• _Task description_:
Copy the records below exactly, leaving out any pictures.

— Start of Records —

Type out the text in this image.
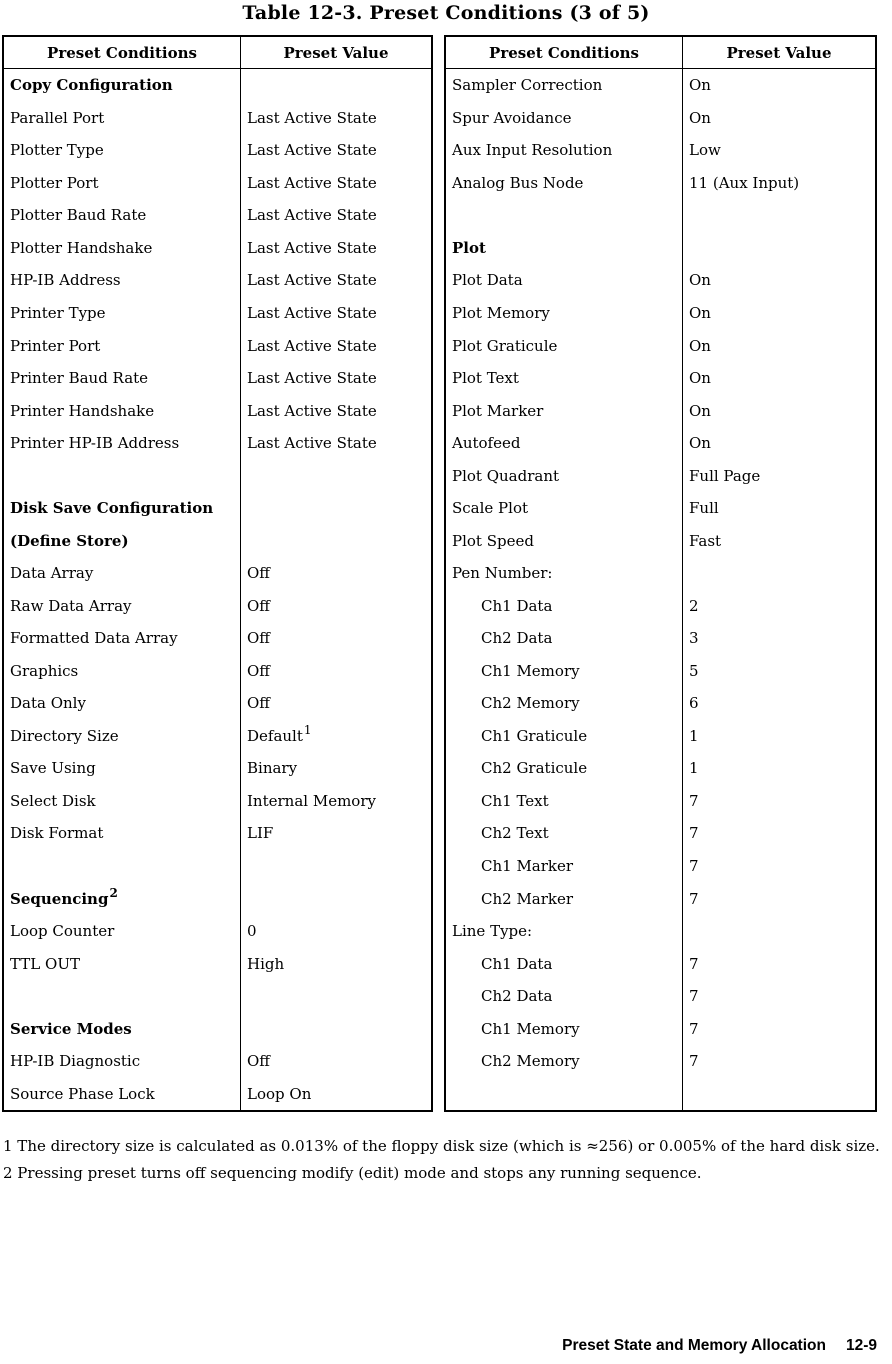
Table 12-3. Preset Conditions (3 of 5)
Preset Conditions	Preset Value
Copy Configuration
Parallel Port	Last Active State
Plotter Type	Last Active State
Plotter Port	Last Active State
Plotter Baud Rate	Last Active State
Plotter Handshake	Last Active State
HP-IB Address	Last Active State
Printer Type	Last Active State
Printer Port	Last Active State
Printer Baud Rate	Last Active State
Printer Handshake	Last Active State
Printer HP-IB Address	Last Active State
Disk Save Configuration
(Define Store)
Data Array	Off
Raw Data Array	Off
Formatted Data Array	Off
Graphics	Off
Data Only	Off
Directory Size	Default$^1$
Save Using	Binary
Select Disk	Internal Memory
Disk Format	LIF
Sequencing$^2$
Loop Counter	0
TTL OUT	High
Service Modes
HP-IB Diagnostic	Off
Source Phase Lock	Loop On
Preset Conditions	Preset Value
Sampler Correction	On
Spur Avoidance	On
Aux Input Resolution	Low
Analog Bus Node	11 (Aux Input)
Plot
Plot Data	On
Plot Memory	On
Plot Graticule	On
Plot Text	On
Plot Marker	On
Autofeed	On
Plot Quadrant	Full Page
Scale Plot	Full
Plot Speed	Fast
Pen Number:
Ch1 Data	2
Ch2 Data	3
Ch1 Memory	5
Ch2 Memory	6
Ch1 Graticule	1
Ch2 Graticule	1
Ch1 Text	7
Ch2 Text	7
Ch1 Marker	7
Ch2 Marker	7
Line Type:
Ch1 Data	7
Ch2 Data	7
Ch1 Memory	7
Ch2 Memory	7
1 The directory size is calculated as 0.013% of the floppy disk size (which is ≈256) or 0.005% of the hard disk size.
2 Pressing preset turns off sequencing modify (edit) mode and stops any running sequence.
Preset State and Memory Allocation 12-9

— End of Records —

• _Answer for this exercise_:
Type out the text in this image.
Table 12-3. Preset Conditions (3 of 5)
Preset Conditions	Preset Value
Copy Configuration
Parallel Port	Last Active State
Plotter Type	Last Active State
Plotter Port	Last Active State
Plotter Baud Rate	Last Active State
Plotter Handshake	Last Active State
HP-IB Address	Last Active State
Printer Type	Last Active State
Printer Port	Last Active State
Printer Baud Rate	Last Active State
Printer Handshake	Last Active State
Printer HP-IB Address	Last Active State
Disk Save Configuration
(Define Store)
Data Array	Off
Raw Data Array	Off
Formatted Data Array	Off
Graphics	Off
Data Only	Off
Directory Size	Default$^1$
Save Using	Binary
Select Disk	Internal Memory
Disk Format	LIF
Sequencing$^2$
Loop Counter	0
TTL OUT	High
Service Modes
HP-IB Diagnostic	Off
Source Phase Lock	Loop On
Preset Conditions	Preset Value
Sampler Correction	On
Spur Avoidance	On
Aux Input Resolution	Low
Analog Bus Node	11 (Aux Input)
Plot
Plot Data	On
Plot Memory	On
Plot Graticule	On
Plot Text	On
Plot Marker	On
Autofeed	On
Plot Quadrant	Full Page
Scale Plot	Full
Plot Speed	Fast
Pen Number:
Ch1 Data	2
Ch2 Data	3
Ch1 Memory	5
Ch2 Memory	6
Ch1 Graticule	1
Ch2 Graticule	1
Ch1 Text	7
Ch2 Text	7
Ch1 Marker	7
Ch2 Marker	7
Line Type:
Ch1 Data	7
Ch2 Data	7
Ch1 Memory	7
Ch2 Memory	7
1 The directory size is calculated as 0.013% of the floppy disk size (which is ≈256) or 0.005% of the hard disk size.
2 Pressing preset turns off sequencing modify (edit) mode and stops any running sequence.
Preset State and Memory Allocation 12-9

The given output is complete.